Перепишите целиком и без изменений отрывок воспоминаний о разговоре с Сергеем Николаевичем.

─── Исходный текст ───

Он встретил меня в кабинете, усадил на диван и, взглянув на мою унылую физиономию, спросил с беспокойством: «Что случилось?» Я мрачно сказала: «Катя говорит, что я не люблю Христа» — и повалилась на диван, рыдая.
Сверкнув глазами от подавленной улыбки, со вздохом облегчения он спросил: «Вы в самом деле не любите Христа? Почему же?» Я, обливаясь слезами, икая и шмыгая носом, объяснила, что, конечно, я люблю Христа, но не так, как Катя, что мне трудно каждый день днем и вечером ходить в церковь, как Катя, что я не могу причащаться так часто, как Катя, и что я не могу с головой погрузиться в церковь, как Катя. Милый Сергей Николаевич, он тихо успокаивал меня, говоря, что если человек старается жить с верой в душе, старается помогать людям, думать о других, а не о себе, без стенаний переносить трудности, то это и есть любовь к Христу. И все эти, в общем-то, прописные истины он сумел донести до меня в их первозданной значимости. Сумел успокоить и утешить девочку. А потом стал расспрашивать о музее (он болел и давно там не был), о нас всех. И когда на его вопрос о Кате я ответила, что она целиком ушла в церковь, он тяжело вздохнул, задумался и сказал грустно: «Что ж, снова красным деревом вытопили печку»[419]. <…>
За пятьдесят рублей в месяц мы с Ириной[420] сняли чердак на даче рядом с домом Сергея Николаевича в Болшеве у его знакомого. Мы прожили там все лето и зиму.

─── Выборка данных ───

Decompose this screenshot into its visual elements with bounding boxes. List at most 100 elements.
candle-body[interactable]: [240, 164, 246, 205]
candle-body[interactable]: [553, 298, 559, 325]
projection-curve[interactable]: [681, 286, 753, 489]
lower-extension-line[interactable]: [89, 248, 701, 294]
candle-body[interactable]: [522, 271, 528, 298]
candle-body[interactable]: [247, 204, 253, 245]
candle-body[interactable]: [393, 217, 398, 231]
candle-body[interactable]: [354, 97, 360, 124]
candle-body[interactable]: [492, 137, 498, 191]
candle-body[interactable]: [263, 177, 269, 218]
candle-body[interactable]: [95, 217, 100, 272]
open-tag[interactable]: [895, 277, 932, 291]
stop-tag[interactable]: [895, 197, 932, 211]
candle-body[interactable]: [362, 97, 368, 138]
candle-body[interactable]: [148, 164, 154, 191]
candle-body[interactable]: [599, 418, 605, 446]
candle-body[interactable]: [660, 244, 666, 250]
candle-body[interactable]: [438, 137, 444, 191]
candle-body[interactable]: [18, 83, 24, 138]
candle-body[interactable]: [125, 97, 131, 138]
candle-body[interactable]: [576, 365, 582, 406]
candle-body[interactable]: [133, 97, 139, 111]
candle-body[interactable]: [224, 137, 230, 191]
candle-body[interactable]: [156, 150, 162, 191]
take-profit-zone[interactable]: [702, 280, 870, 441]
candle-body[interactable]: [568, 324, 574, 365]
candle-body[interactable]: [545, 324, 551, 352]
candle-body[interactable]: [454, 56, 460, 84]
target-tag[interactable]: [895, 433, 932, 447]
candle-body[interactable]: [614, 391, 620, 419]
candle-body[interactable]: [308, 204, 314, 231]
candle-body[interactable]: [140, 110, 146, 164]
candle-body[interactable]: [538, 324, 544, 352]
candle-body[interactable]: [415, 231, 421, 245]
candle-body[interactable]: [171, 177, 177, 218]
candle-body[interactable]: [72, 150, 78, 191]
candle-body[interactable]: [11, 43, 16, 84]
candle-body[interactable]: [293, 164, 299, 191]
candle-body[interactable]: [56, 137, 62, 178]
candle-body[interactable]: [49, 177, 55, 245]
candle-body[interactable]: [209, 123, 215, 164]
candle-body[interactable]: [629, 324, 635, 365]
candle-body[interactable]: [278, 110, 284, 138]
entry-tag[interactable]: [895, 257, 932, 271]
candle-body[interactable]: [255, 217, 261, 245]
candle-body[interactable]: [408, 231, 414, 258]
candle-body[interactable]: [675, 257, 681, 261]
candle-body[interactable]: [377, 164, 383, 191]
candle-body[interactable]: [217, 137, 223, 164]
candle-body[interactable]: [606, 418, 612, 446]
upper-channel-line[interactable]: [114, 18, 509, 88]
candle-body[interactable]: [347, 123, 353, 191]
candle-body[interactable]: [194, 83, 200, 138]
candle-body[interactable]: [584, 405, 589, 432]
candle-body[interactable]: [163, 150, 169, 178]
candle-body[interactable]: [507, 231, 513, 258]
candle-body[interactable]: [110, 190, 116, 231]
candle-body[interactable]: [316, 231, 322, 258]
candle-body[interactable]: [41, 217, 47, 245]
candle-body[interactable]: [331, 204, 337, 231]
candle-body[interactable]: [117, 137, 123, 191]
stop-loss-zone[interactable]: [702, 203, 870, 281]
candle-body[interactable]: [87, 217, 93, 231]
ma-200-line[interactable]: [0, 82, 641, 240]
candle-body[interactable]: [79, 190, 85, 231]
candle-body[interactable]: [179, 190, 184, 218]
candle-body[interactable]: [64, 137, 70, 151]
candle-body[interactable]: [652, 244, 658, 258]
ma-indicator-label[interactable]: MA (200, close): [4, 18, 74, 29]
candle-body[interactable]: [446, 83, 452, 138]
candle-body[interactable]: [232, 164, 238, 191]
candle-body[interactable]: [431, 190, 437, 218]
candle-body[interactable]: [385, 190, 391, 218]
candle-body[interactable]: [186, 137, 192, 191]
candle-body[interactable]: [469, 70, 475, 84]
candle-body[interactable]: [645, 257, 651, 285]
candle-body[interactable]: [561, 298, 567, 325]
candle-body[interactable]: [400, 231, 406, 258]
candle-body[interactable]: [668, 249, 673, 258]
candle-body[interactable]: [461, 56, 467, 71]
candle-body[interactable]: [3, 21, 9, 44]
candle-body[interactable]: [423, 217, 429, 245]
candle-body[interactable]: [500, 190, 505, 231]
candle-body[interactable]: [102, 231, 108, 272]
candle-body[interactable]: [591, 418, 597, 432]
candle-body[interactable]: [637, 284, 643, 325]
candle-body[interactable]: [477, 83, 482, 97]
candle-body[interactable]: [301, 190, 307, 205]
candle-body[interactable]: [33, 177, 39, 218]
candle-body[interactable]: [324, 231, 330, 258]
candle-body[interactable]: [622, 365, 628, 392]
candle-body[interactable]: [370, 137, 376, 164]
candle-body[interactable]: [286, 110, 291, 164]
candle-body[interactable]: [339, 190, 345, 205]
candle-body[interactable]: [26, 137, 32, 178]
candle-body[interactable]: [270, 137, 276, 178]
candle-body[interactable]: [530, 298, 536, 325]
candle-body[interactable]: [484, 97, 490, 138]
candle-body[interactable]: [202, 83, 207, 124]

───

Решённая задача
Он встретил меня в кабинете, усадил на диван и, взглянув на мою унылую физиономию, спросил с беспокойством: «Что случилось?» Я мрачно сказала: «Катя говорит, что я не люблю Христа» — и повалилась на диван, рыдая.
Сверкнув глазами от подавленной улыбки, со вздохом облегчения он спросил: «Вы в самом деле не любите Христа? Почему же?» Я, обливаясь слезами, икая и шмыгая носом, объяснила, что, конечно, я люблю Христа, но не так, как Катя, что мне трудно каждый день днем и вечером ходить в церковь, как Катя, что я не могу причащаться так часто, как Катя, и что я не могу с головой погрузиться в церковь, как Катя. Милый Сергей Николаевич, он тихо успокаивал меня, говоря, что если человек старается жить с верой в душе, старается помогать людям, думать о других, а не о себе, без стенаний переносить трудности, то это и есть любовь к Христу. И все эти, в общем-то, прописные истины он сумел донести до меня в их первозданной значимости. Сумел успокоить и утешить девочку. А потом стал расспрашивать о музее (он болел и давно там не был), о нас всех. И когда на его вопрос о Кате я ответила, что она целиком ушла в церковь, он тяжело вздохнул, задумался и сказал грустно: «Что ж, снова красным деревом вытопили печку»[419]. <…>
За пятьдесят рублей в месяц мы с Ириной[420] сняли чердак на даче рядом с домом Сергея Николаевича в Болшеве у его знакомого. Мы прожили там все лето и зиму.